> _GIVEN TASK_
Return each line of the records with nothing changed, pictures excepted.

Data records
____________
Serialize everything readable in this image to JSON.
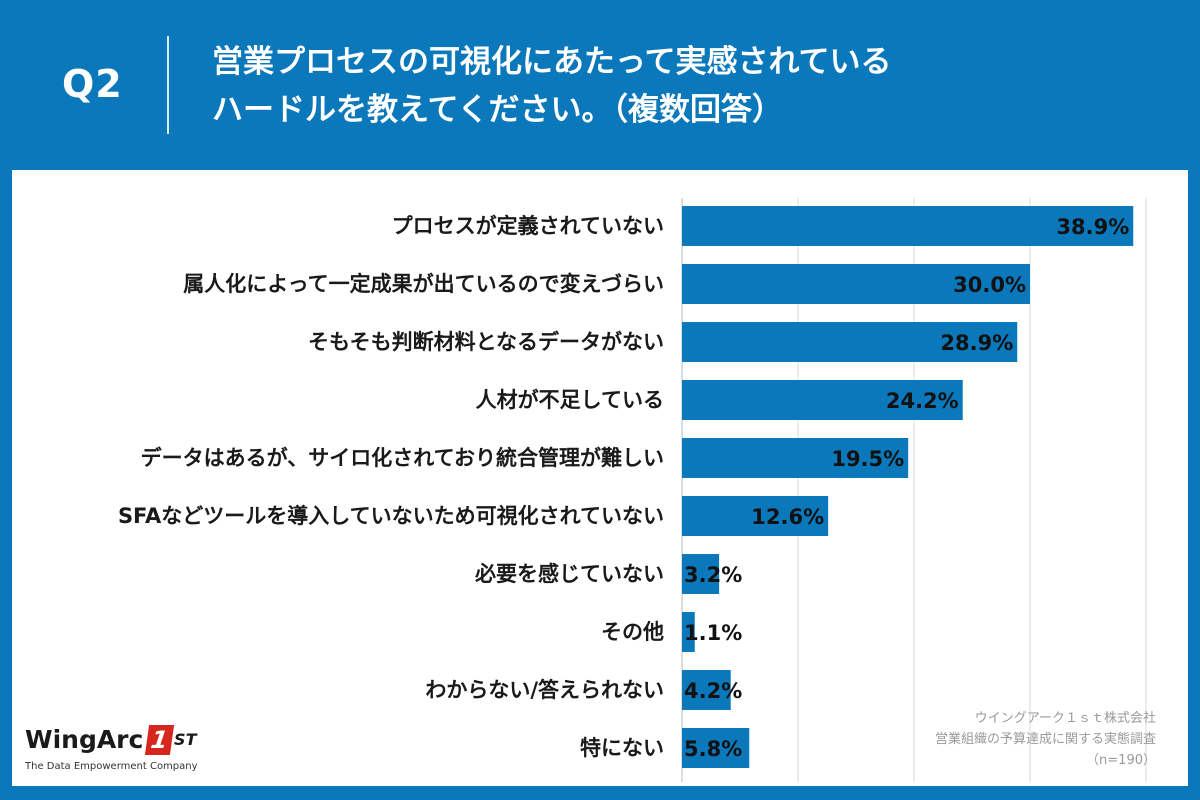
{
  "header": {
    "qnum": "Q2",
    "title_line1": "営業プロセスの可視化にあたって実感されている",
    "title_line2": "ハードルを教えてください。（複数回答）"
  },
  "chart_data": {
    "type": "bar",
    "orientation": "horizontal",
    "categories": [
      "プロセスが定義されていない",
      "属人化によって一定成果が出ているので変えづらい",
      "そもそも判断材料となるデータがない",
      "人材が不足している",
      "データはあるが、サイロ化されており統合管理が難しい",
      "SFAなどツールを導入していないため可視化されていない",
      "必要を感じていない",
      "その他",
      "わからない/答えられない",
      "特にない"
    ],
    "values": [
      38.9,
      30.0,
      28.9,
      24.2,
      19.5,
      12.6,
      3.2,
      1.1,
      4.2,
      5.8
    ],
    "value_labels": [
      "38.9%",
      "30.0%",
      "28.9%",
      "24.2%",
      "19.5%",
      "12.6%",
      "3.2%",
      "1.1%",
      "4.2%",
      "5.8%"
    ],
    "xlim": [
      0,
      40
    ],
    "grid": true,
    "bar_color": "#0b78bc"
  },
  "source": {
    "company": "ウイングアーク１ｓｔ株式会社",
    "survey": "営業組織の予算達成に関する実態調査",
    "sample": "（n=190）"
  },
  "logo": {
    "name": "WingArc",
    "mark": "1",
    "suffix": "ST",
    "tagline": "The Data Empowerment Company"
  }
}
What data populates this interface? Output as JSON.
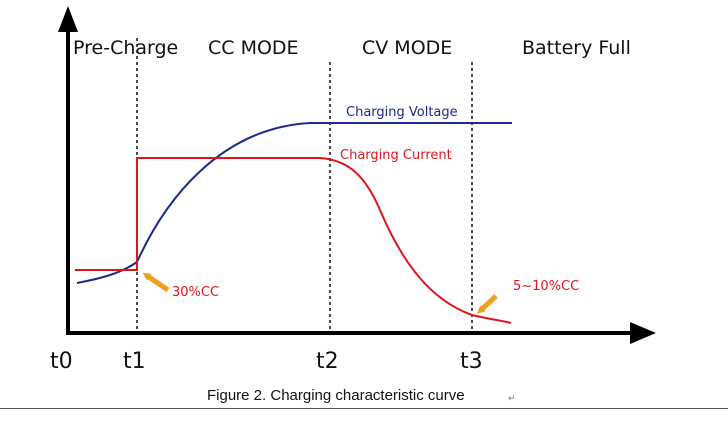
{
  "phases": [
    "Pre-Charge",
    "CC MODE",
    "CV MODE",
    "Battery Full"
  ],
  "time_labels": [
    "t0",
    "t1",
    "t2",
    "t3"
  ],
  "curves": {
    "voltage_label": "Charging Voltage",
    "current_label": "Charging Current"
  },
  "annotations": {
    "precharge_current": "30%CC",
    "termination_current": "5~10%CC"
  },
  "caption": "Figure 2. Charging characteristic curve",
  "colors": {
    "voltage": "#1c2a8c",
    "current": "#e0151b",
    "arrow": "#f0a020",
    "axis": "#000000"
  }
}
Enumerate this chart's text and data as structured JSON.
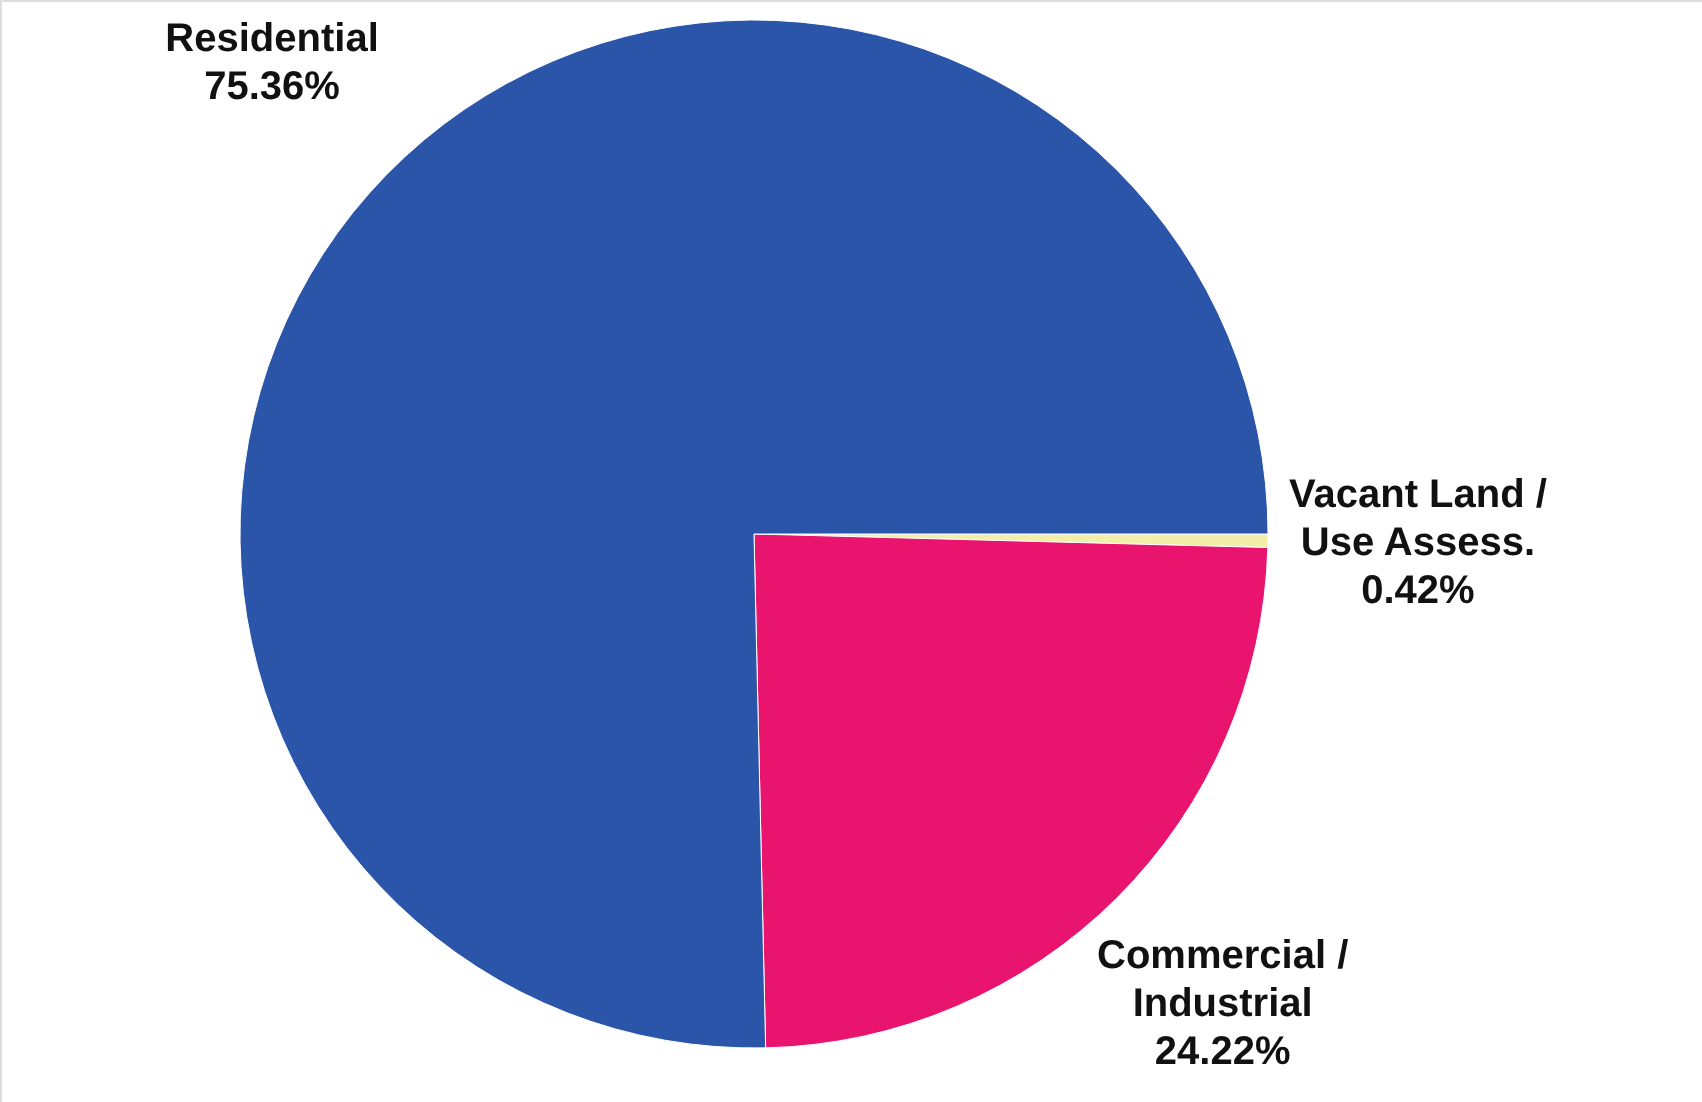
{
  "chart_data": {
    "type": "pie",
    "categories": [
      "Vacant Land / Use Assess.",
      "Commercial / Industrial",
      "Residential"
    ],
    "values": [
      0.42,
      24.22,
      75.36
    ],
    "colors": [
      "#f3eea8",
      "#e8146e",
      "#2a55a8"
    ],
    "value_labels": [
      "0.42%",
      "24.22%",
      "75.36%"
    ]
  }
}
____________
> _THE RESPONSE_
Serialize everything readable in this image to JSON.
{
  "header": {
    "qnum": "Q2",
    "title_line1": "営業プロセスの可視化にあたって実感されている",
    "title_line2": "ハードルを教えてください。（複数回答）"
  },
  "chart_data": {
    "type": "bar",
    "orientation": "horizontal",
    "categories": [
      "プロセスが定義されていない",
      "属人化によって一定成果が出ているので変えづらい",
      "そもそも判断材料となるデータがない",
      "人材が不足している",
      "データはあるが、サイロ化されており統合管理が難しい",
      "SFAなどツールを導入していないため可視化されていない",
      "必要を感じていない",
      "その他",
      "わからない/答えられない",
      "特にない"
    ],
    "values": [
      38.9,
      30.0,
      28.9,
      24.2,
      19.5,
      12.6,
      3.2,
      1.1,
      4.2,
      5.8
    ],
    "value_labels": [
      "38.9%",
      "30.0%",
      "28.9%",
      "24.2%",
      "19.5%",
      "12.6%",
      "3.2%",
      "1.1%",
      "4.2%",
      "5.8%"
    ],
    "xlim": [
      0,
      40
    ],
    "grid": true,
    "bar_color": "#0b78bc"
  },
  "source": {
    "company": "ウイングアーク１ｓｔ株式会社",
    "survey": "営業組織の予算達成に関する実態調査",
    "sample": "（n=190）"
  },
  "logo": {
    "name": "WingArc",
    "mark": "1",
    "suffix": "ST",
    "tagline": "The Data Empowerment Company"
  }
}
What data populates this interface? Output as JSON.
{
  "phases": [
    "Pre-Charge",
    "CC MODE",
    "CV MODE",
    "Battery Full"
  ],
  "time_labels": [
    "t0",
    "t1",
    "t2",
    "t3"
  ],
  "curves": {
    "voltage_label": "Charging Voltage",
    "current_label": "Charging Current"
  },
  "annotations": {
    "precharge_current": "30%CC",
    "termination_current": "5~10%CC"
  },
  "caption": "Figure 2. Charging characteristic curve",
  "colors": {
    "voltage": "#1c2a8c",
    "current": "#e0151b",
    "arrow": "#f0a020",
    "axis": "#000000"
  }
}
Enumerate this chart's text and data as structured JSON.
{
  "chart_data": {
    "type": "pie",
    "categories": [
      "Vacant Land / Use Assess.",
      "Commercial / Industrial",
      "Residential"
    ],
    "values": [
      0.42,
      24.22,
      75.36
    ],
    "colors": [
      "#f3eea8",
      "#e8146e",
      "#2a55a8"
    ],
    "value_labels": [
      "0.42%",
      "24.22%",
      "75.36%"
    ]
  }
}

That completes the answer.